• _GIVEN TASK_
Report how many lines contain "Verteilung"; state the number and nothing else.

[A run of records]

***

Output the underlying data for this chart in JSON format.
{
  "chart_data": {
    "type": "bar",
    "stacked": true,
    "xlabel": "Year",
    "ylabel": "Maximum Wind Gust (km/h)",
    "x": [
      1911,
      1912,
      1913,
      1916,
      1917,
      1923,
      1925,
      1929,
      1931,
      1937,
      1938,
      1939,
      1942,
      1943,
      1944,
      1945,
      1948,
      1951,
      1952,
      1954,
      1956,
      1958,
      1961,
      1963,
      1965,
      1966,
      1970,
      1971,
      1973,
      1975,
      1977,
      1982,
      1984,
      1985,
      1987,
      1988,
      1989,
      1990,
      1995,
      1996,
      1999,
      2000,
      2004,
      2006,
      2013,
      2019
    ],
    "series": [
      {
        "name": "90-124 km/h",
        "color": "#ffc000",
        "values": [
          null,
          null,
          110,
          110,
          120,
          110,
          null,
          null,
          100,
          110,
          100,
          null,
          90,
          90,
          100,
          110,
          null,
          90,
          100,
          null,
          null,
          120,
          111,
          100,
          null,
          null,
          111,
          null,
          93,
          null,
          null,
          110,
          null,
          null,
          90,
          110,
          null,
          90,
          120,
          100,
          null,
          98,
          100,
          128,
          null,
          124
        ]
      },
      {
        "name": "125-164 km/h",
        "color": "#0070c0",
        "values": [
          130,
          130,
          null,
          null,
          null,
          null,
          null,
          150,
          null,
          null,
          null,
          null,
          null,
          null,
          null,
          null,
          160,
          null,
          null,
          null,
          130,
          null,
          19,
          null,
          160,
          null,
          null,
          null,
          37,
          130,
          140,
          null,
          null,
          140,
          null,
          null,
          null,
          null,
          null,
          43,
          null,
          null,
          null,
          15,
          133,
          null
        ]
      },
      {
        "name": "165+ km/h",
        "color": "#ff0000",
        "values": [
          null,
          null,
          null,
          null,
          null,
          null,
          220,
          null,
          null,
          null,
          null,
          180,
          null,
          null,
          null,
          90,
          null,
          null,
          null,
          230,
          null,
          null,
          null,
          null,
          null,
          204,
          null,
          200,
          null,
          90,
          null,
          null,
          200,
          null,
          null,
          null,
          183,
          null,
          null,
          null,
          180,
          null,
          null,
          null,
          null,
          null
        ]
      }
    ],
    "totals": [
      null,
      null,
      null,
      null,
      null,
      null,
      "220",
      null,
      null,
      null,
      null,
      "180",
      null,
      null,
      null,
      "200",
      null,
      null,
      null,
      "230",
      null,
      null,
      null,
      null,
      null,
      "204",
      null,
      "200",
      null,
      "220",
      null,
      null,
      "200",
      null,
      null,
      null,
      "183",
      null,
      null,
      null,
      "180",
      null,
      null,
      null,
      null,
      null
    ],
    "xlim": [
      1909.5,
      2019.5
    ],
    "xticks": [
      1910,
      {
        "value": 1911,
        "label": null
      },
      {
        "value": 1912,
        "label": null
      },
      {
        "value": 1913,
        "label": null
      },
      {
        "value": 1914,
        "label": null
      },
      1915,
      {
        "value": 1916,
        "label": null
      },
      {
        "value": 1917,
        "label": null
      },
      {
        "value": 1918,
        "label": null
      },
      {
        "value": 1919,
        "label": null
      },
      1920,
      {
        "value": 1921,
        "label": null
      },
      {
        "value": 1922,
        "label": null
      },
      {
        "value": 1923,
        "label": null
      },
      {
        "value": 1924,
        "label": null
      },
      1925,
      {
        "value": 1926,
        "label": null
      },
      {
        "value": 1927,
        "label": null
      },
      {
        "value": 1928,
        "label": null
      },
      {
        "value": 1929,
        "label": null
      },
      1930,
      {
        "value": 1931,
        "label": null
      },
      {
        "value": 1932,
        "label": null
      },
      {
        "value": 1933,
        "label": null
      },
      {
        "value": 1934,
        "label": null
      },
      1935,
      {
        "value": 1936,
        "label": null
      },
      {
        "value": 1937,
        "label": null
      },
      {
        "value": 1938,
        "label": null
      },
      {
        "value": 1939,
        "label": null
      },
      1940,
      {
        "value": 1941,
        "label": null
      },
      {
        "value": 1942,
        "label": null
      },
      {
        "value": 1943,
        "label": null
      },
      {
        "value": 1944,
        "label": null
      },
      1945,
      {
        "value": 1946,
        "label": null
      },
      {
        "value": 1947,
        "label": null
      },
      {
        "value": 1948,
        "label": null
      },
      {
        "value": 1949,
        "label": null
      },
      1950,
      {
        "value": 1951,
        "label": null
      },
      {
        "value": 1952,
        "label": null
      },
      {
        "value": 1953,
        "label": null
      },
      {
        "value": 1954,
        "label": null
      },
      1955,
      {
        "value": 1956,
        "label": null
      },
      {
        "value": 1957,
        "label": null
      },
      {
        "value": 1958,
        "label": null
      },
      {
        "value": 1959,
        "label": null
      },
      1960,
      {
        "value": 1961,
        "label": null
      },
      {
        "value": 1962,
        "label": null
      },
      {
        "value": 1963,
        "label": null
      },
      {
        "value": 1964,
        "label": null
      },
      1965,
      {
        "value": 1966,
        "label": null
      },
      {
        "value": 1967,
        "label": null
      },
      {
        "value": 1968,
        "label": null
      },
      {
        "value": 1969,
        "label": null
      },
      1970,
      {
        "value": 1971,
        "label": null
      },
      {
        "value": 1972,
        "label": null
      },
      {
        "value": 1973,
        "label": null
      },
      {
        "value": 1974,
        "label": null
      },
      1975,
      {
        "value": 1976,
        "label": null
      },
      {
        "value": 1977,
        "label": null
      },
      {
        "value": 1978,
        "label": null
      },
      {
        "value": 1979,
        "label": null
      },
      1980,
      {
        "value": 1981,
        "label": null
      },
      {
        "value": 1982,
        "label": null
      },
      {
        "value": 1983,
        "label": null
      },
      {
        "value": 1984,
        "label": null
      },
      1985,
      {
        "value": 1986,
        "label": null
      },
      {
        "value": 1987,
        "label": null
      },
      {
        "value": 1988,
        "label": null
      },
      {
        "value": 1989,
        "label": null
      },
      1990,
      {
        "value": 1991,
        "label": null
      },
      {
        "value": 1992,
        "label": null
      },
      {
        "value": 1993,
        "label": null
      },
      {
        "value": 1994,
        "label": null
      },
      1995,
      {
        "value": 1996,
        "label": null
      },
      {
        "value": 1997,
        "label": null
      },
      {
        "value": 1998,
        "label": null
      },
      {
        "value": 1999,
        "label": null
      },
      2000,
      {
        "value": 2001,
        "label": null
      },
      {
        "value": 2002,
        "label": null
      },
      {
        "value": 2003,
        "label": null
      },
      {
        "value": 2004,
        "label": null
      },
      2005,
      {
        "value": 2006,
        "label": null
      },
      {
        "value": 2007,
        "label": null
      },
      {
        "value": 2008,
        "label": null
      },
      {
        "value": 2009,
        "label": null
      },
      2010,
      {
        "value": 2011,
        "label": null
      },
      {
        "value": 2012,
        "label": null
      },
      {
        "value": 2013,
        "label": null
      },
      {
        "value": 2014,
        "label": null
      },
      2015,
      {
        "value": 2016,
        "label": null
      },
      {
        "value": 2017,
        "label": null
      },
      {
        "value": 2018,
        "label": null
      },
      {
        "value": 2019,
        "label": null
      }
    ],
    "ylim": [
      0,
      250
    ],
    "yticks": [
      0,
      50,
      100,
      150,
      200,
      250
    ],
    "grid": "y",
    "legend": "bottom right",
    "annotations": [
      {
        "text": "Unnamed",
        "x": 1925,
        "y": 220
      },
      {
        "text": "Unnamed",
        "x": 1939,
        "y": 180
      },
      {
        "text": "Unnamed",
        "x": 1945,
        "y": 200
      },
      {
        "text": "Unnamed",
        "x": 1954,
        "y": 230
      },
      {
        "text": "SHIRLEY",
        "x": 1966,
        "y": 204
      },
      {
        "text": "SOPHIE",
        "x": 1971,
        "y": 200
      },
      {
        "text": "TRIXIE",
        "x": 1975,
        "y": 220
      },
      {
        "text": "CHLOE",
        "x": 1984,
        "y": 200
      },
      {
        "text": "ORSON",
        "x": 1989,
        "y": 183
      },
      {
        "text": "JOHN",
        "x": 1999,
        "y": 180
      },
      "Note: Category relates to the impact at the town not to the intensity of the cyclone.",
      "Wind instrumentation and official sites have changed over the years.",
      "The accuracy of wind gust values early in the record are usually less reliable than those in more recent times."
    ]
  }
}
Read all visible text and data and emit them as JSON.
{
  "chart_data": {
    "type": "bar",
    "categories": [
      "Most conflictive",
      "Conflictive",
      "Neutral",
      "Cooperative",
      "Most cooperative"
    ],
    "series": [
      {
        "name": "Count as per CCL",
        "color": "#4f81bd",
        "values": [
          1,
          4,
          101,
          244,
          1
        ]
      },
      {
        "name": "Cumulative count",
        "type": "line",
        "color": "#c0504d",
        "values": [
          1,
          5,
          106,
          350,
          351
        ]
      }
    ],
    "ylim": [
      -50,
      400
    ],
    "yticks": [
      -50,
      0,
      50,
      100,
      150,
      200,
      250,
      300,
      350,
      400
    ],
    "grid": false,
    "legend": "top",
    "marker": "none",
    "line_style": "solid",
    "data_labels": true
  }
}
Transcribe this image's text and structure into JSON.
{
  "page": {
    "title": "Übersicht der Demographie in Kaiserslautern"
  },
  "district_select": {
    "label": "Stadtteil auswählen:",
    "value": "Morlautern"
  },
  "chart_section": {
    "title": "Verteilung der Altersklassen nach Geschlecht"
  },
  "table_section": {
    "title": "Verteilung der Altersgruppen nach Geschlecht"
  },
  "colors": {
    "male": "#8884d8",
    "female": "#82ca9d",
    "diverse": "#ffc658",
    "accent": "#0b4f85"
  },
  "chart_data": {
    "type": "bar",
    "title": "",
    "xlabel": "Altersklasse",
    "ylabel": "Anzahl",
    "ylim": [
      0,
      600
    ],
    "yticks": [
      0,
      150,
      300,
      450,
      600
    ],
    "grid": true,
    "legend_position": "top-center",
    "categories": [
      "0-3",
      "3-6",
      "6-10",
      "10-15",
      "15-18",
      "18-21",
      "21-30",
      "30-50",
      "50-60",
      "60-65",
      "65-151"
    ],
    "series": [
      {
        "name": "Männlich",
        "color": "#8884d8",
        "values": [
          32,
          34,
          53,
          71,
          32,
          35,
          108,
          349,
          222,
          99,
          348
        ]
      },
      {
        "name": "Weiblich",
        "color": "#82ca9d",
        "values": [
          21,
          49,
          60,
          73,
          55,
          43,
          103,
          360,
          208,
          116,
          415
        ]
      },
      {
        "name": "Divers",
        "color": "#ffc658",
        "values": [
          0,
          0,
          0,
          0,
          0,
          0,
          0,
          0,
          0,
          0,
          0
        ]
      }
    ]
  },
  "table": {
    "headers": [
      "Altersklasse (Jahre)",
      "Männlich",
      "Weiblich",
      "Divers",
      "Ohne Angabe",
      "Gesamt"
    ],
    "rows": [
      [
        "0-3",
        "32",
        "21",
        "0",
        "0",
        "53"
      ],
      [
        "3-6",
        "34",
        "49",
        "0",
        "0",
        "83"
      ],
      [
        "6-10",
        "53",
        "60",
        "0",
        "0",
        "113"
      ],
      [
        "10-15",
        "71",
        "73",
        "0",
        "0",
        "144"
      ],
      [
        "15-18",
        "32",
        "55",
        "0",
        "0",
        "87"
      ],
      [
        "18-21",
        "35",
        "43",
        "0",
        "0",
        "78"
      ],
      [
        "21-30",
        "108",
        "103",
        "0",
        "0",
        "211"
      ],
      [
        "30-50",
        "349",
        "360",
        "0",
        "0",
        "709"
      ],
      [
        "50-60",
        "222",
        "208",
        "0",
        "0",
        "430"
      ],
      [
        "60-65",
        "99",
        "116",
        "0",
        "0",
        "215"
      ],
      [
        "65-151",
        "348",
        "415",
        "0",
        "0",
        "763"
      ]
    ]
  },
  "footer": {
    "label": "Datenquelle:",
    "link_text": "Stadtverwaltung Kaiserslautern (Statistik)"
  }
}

***

• _SOLUTION FOR THIS PROBLEM_
2